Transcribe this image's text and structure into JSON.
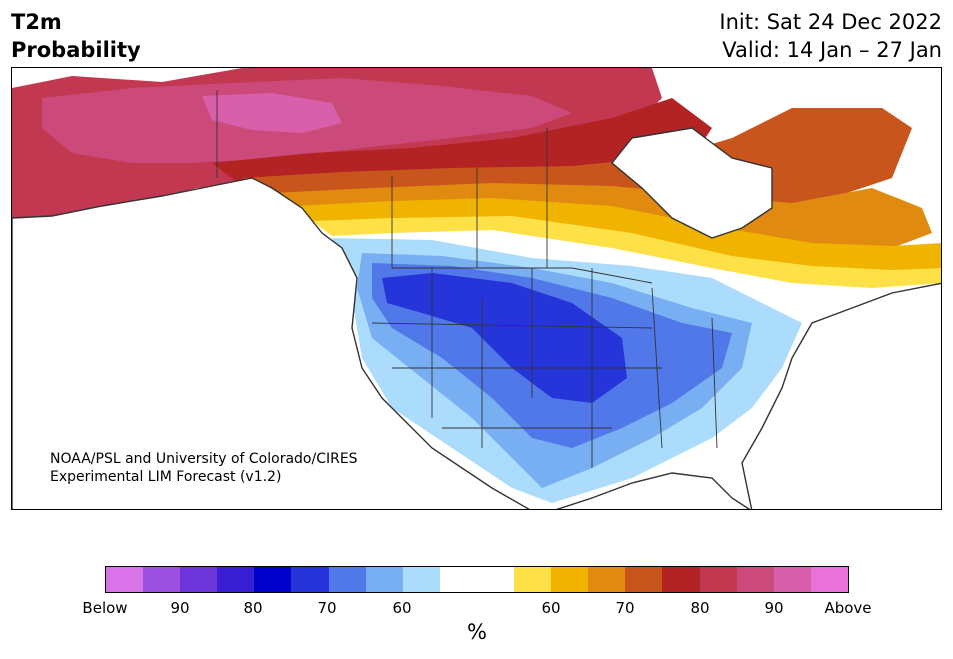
{
  "header": {
    "variable": "T2m",
    "subtitle": "Probability",
    "init": "Init: Sat 24 Dec 2022",
    "valid": "Valid: 14 Jan – 27 Jan"
  },
  "credit": {
    "line1": "NOAA/PSL and University of Colorado/CIRES",
    "line2": "Experimental LIM Forecast (v1.2)"
  },
  "colorbar": {
    "unit": "%",
    "colors": [
      "#d874e8",
      "#9b4fe0",
      "#6b35d9",
      "#3a1ed4",
      "#0000cc",
      "#2635d9",
      "#5078e8",
      "#78aef2",
      "#acdcfb",
      "#ffffff",
      "#ffffff",
      "#fee047",
      "#f0b300",
      "#e08a10",
      "#c8551c",
      "#b42323",
      "#c23850",
      "#cc4a7a",
      "#d860aa",
      "#e872d8"
    ],
    "labels": [
      "Below",
      "90",
      "80",
      "70",
      "60",
      "60",
      "70",
      "80",
      "90",
      "Above"
    ]
  },
  "map_colors": {
    "ocean": "#ffffff",
    "coast": "#333333",
    "above90": "#cc4a7a",
    "above95": "#d860aa",
    "above80": "#c23850",
    "above75": "#b42323",
    "above70": "#c8551c",
    "above65": "#e08a10",
    "above60": "#f0b300",
    "above55": "#fee047",
    "below55": "#acdcfb",
    "below60": "#78aef2",
    "below65": "#5078e8",
    "below70": "#2635d9"
  }
}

....

* INSTRUCTIONS TO FOLLOW: From the material above, copy everything exactly but the pictures.

* SOLUTION:
Transcribe this image's text and structure into JSON.
{
  "header": {
    "variable": "T2m",
    "subtitle": "Probability",
    "init": "Init: Sat 24 Dec 2022",
    "valid": "Valid: 14 Jan – 27 Jan"
  },
  "credit": {
    "line1": "NOAA/PSL and University of Colorado/CIRES",
    "line2": "Experimental LIM Forecast (v1.2)"
  },
  "colorbar": {
    "unit": "%",
    "colors": [
      "#d874e8",
      "#9b4fe0",
      "#6b35d9",
      "#3a1ed4",
      "#0000cc",
      "#2635d9",
      "#5078e8",
      "#78aef2",
      "#acdcfb",
      "#ffffff",
      "#ffffff",
      "#fee047",
      "#f0b300",
      "#e08a10",
      "#c8551c",
      "#b42323",
      "#c23850",
      "#cc4a7a",
      "#d860aa",
      "#e872d8"
    ],
    "labels": [
      "Below",
      "90",
      "80",
      "70",
      "60",
      "60",
      "70",
      "80",
      "90",
      "Above"
    ]
  },
  "map_colors": {
    "ocean": "#ffffff",
    "coast": "#333333",
    "above90": "#cc4a7a",
    "above95": "#d860aa",
    "above80": "#c23850",
    "above75": "#b42323",
    "above70": "#c8551c",
    "above65": "#e08a10",
    "above60": "#f0b300",
    "above55": "#fee047",
    "below55": "#acdcfb",
    "below60": "#78aef2",
    "below65": "#5078e8",
    "below70": "#2635d9"
  }
}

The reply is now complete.